**SOURCE MATERIAL:**
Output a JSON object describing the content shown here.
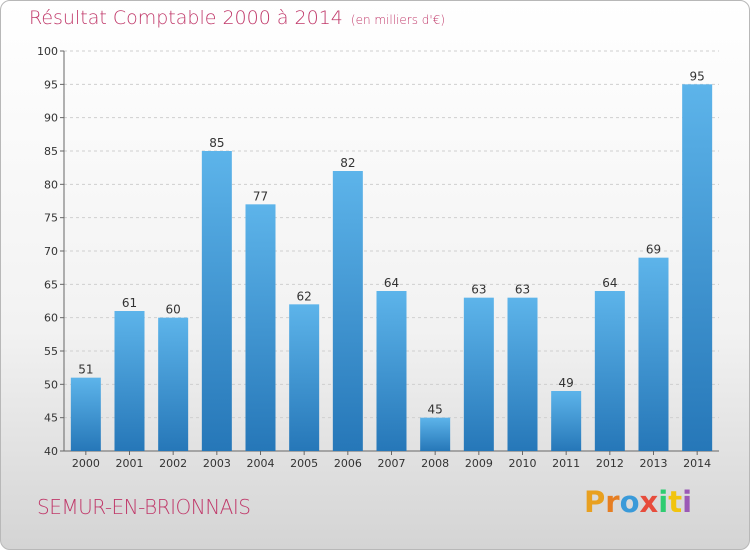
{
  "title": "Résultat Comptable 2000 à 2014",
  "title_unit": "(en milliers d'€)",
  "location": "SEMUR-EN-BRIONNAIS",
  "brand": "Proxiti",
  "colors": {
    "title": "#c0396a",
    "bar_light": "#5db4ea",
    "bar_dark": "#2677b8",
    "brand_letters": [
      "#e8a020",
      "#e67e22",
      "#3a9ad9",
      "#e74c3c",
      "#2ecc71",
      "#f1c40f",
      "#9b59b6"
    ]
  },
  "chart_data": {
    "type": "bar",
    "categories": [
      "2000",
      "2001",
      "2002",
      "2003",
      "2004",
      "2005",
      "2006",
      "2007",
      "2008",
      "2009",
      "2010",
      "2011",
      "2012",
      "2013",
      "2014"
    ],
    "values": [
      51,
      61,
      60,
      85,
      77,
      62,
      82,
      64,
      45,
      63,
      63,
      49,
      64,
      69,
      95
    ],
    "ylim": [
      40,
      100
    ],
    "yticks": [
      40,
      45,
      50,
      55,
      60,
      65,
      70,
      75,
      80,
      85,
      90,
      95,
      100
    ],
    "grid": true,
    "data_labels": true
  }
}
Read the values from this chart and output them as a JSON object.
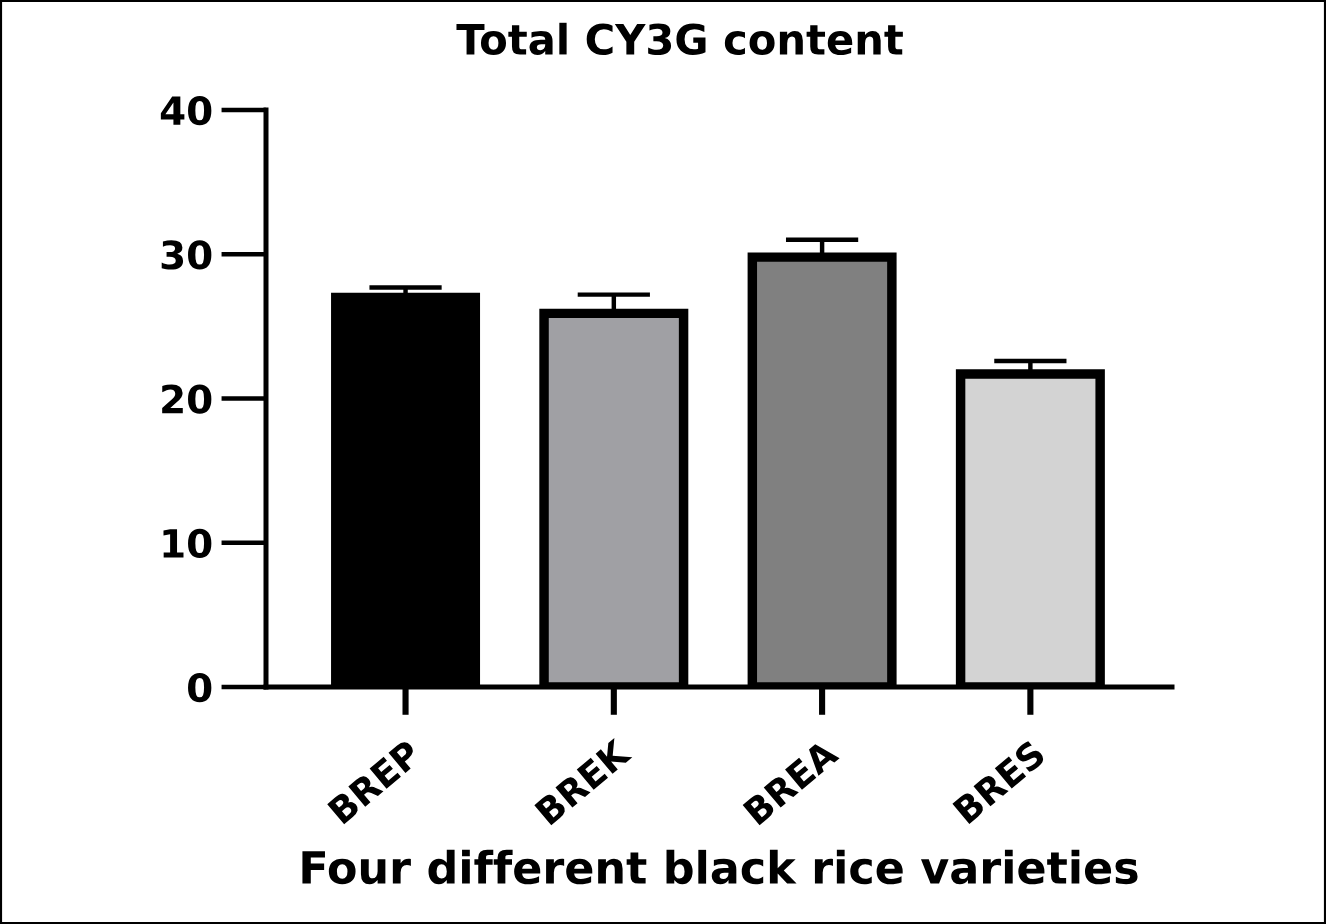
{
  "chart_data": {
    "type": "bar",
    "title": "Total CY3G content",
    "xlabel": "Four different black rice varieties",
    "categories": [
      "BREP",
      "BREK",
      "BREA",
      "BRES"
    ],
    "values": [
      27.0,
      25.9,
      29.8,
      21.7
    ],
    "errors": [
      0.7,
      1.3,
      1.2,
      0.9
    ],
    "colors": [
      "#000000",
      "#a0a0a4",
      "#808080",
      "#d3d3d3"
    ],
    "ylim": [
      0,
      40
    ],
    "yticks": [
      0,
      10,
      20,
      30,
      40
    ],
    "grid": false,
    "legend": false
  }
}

**INSTRUCTION:**
Exclude every picture and copy the remaining data exactly.

**FINAL RESULT:**
Output a JSON object describing the content shown here.
{
  "title": "Résultat Comptable 2000 à 2014",
  "title_unit": "(en milliers d'€)",
  "location": "SEMUR-EN-BRIONNAIS",
  "brand": "Proxiti",
  "colors": {
    "title": "#c0396a",
    "bar_light": "#5db4ea",
    "bar_dark": "#2677b8",
    "brand_letters": [
      "#e8a020",
      "#e67e22",
      "#3a9ad9",
      "#e74c3c",
      "#2ecc71",
      "#f1c40f",
      "#9b59b6"
    ]
  },
  "chart_data": {
    "type": "bar",
    "categories": [
      "2000",
      "2001",
      "2002",
      "2003",
      "2004",
      "2005",
      "2006",
      "2007",
      "2008",
      "2009",
      "2010",
      "2011",
      "2012",
      "2013",
      "2014"
    ],
    "values": [
      51,
      61,
      60,
      85,
      77,
      62,
      82,
      64,
      45,
      63,
      63,
      49,
      64,
      69,
      95
    ],
    "ylim": [
      40,
      100
    ],
    "yticks": [
      40,
      45,
      50,
      55,
      60,
      65,
      70,
      75,
      80,
      85,
      90,
      95,
      100
    ],
    "grid": true,
    "data_labels": true
  }
}
Read the values from this chart and output them as a JSON object.
{
  "chart_data": {
    "type": "bar",
    "title": "Total CY3G content",
    "xlabel": "Four different black rice varieties",
    "categories": [
      "BREP",
      "BREK",
      "BREA",
      "BRES"
    ],
    "values": [
      27.0,
      25.9,
      29.8,
      21.7
    ],
    "errors": [
      0.7,
      1.3,
      1.2,
      0.9
    ],
    "colors": [
      "#000000",
      "#a0a0a4",
      "#808080",
      "#d3d3d3"
    ],
    "ylim": [
      0,
      40
    ],
    "yticks": [
      0,
      10,
      20,
      30,
      40
    ],
    "grid": false,
    "legend": false
  }
}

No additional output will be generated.